# EXERCISE DIRECTIONS
Transcribe all the records with complete accuracy.
* Begin *
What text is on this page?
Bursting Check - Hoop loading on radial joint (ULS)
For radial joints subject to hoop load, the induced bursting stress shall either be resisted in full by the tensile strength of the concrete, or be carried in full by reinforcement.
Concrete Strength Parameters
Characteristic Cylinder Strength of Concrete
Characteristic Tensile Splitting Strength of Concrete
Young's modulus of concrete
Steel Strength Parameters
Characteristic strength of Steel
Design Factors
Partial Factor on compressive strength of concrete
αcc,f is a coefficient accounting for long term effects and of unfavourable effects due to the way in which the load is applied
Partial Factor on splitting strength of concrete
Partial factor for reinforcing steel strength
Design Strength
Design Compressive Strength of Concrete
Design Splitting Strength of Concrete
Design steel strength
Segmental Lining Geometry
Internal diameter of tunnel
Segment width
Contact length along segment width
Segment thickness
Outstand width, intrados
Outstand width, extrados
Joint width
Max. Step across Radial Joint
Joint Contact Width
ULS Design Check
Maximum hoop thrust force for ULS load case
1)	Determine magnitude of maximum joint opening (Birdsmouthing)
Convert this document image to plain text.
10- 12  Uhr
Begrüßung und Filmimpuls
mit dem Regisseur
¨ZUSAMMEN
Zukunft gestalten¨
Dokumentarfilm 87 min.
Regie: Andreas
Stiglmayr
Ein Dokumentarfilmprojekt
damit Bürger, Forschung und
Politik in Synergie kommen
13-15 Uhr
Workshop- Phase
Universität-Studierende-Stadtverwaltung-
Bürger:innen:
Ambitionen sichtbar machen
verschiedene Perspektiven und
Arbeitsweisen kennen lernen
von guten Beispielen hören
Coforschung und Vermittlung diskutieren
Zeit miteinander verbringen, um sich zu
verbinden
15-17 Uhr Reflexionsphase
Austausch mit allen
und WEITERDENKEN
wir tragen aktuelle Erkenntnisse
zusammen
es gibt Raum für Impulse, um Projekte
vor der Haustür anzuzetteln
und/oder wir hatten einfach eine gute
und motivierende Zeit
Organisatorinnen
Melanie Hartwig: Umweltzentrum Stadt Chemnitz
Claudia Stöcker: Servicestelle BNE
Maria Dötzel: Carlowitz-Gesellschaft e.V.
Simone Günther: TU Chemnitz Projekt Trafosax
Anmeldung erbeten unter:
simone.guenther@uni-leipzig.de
* End *
# SOLUTION BELOW
What text is on this page?
Bursting Check - Hoop loading on radial joint (ULS)
For radial joints subject to hoop load, the induced bursting stress shall either be resisted in full by the tensile strength of the concrete, or be carried in full by reinforcement.
Concrete Strength Parameters
Characteristic Cylinder Strength of Concrete
Characteristic Tensile Splitting Strength of Concrete
Young's modulus of concrete
Steel Strength Parameters
Characteristic strength of Steel
Design Factors
Partial Factor on compressive strength of concrete
αcc,f is a coefficient accounting for long term effects and of unfavourable effects due to the way in which the load is applied
Partial Factor on splitting strength of concrete
Partial factor for reinforcing steel strength
Design Strength
Design Compressive Strength of Concrete
Design Splitting Strength of Concrete
Design steel strength
Segmental Lining Geometry
Internal diameter of tunnel
Segment width
Contact length along segment width
Segment thickness
Outstand width, intrados
Outstand width, extrados
Joint width
Max. Step across Radial Joint
Joint Contact Width
ULS Design Check
Maximum hoop thrust force for ULS load case
1)	Determine magnitude of maximum joint opening (Birdsmouthing)
Convert this document image to plain text.
10- 12  Uhr
Begrüßung und Filmimpuls
mit dem Regisseur
¨ZUSAMMEN
Zukunft gestalten¨
Dokumentarfilm 87 min.
Regie: Andreas
Stiglmayr
Ein Dokumentarfilmprojekt
damit Bürger, Forschung und
Politik in Synergie kommen
13-15 Uhr
Workshop- Phase
Universität-Studierende-Stadtverwaltung-
Bürger:innen:
Ambitionen sichtbar machen
verschiedene Perspektiven und
Arbeitsweisen kennen lernen
von guten Beispielen hören
Coforschung und Vermittlung diskutieren
Zeit miteinander verbringen, um sich zu
verbinden
15-17 Uhr Reflexionsphase
Austausch mit allen
und WEITERDENKEN
wir tragen aktuelle Erkenntnisse
zusammen
es gibt Raum für Impulse, um Projekte
vor der Haustür anzuzetteln
und/oder wir hatten einfach eine gute
und motivierende Zeit
Organisatorinnen
Melanie Hartwig: Umweltzentrum Stadt Chemnitz
Claudia Stöcker: Servicestelle BNE
Maria Dötzel: Carlowitz-Gesellschaft e.V.
Simone Günther: TU Chemnitz Projekt Trafosax
Anmeldung erbeten unter:
simone.guenther@uni-leipzig.de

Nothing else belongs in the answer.